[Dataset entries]
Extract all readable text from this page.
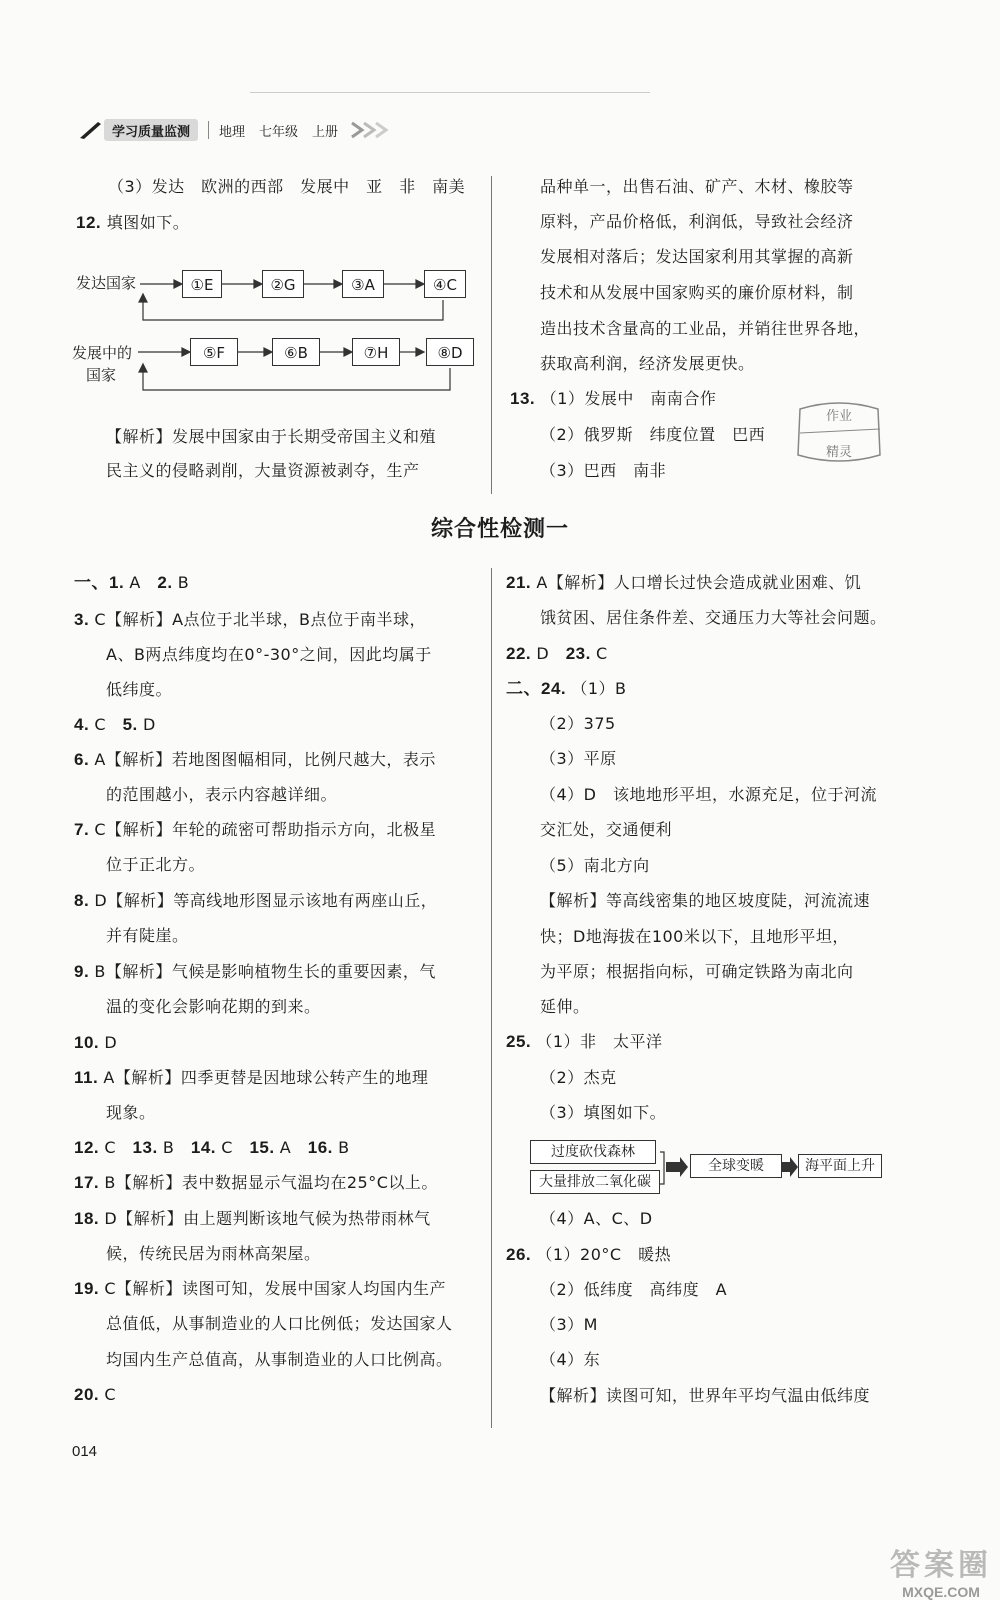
学习质量监测	地理 七年级 上册
（3）发达　欧洲的西部　发展中　亚　非　南美
12. 填图如下。
发达国家	①E	②G	③A	④C
发展中的
国家
⑤F	⑥B	⑦H	⑧D
【解析】发展中国家由于长期受帝国主义和殖
民主义的侵略剥削，大量资源被剥夺，生产
品种单一，出售石油、矿产、木材、橡胶等
原料，产品价格低，利润低，导致社会经济
发展相对落后；发达国家利用其掌握的高新
技术和从发展中国家购买的廉价原材料，制
造出技术含量高的工业品，并销往世界各地，
获取高利润，经济发展更快。
13. （1）发展中　南南合作
（2）俄罗斯　纬度位置　巴西
（3）巴西　南非
作业
精灵
综合性检测一
一、1. A　2. B
3. C【解析】A点位于北半球，B点位于南半球，
A、B两点纬度均在0°-30°之间，因此均属于
低纬度。
4. C　5. D
6. A【解析】若地图图幅相同，比例尺越大，表示
的范围越小，表示内容越详细。
7. C【解析】年轮的疏密可帮助指示方向，北极星
位于正北方。
8. D【解析】等高线地形图显示该地有两座山丘，
并有陡崖。
9. B【解析】气候是影响植物生长的重要因素，气
温的变化会影响花期的到来。
10. D
11. A【解析】四季更替是因地球公转产生的地理
现象。
12. C　13. B　14. C　15. A　16. B
17. B【解析】表中数据显示气温均在25°C以上。
18. D【解析】由上题判断该地气候为热带雨林气
候，传统民居为雨林高架屋。
19. C【解析】读图可知，发展中国家人均国内生产
总值低，从事制造业的人口比例低；发达国家人
均国内生产总值高，从事制造业的人口比例高。
20. C
21. A【解析】人口增长过快会造成就业困难、饥
饿贫困、居住条件差、交通压力大等社会问题。
22. D　23. C
二、24. （1）B
（2）375
（3）平原
（4）D　该地地形平坦，水源充足，位于河流
交汇处，交通便利
（5）南北方向
【解析】等高线密集的地区坡度陡，河流流速
快；D地海拔在100米以下，且地形平坦，
为平原；根据指向标，可确定铁路为南北向
延伸。
25. （1）非　太平洋
（2）杰克
（3）填图如下。
（4）A、C、D
26. （1）20°C　暖热
（2）低纬度　高纬度　A
（3）M
（4）东
【解析】读图可知，世界年平均气温由低纬度
过度砍伐森林
大量排放二氧化碳
全球变暖	海平面上升
014
答案圈
MXQE.COM
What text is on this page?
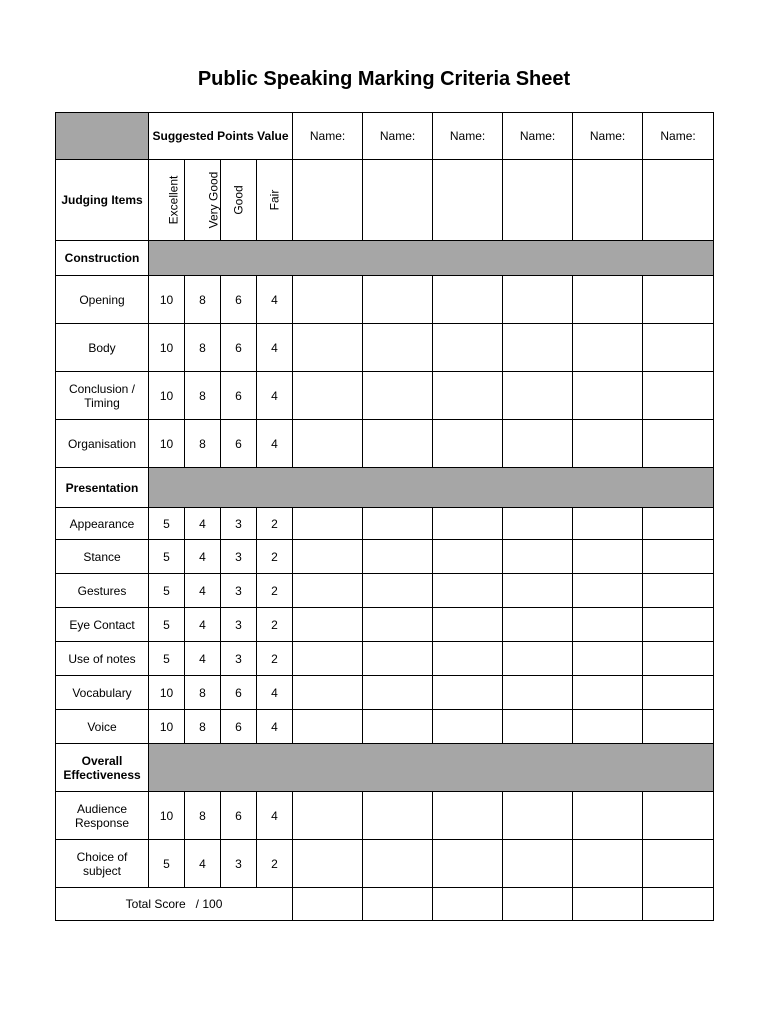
Public Speaking Marking Criteria Sheet
	Suggested Points Value				Name:	Name:	Name:	Name:	Name:	Name:
Judging Items	Excellent	Very Good	Good	Fair						
Construction										
Opening	10	8	6	4						
Body	10	8	6	4						
Conclusion / Timing	10	8	6	4						
Organisation	10	8	6	4						
Presentation										
Appearance	5	4	3	2						
Stance	5	4	3	2						
Gestures	5	4	3	2						
Eye Contact	5	4	3	2						
Use of notes	5	4	3	2						
Vocabulary	10	8	6	4						
Voice	10	8	6	4						
Overall Effectiveness										
Audience Response	10	8	6	4						
Choice of subject	5	4	3	2						
Total Score   / 100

* [EXERCISE PROMPT] Look above for lines with the word "text" and copy them all.

* [EXERCISE RESPONSE]
Extract all readable text from this page.
What text is on this page?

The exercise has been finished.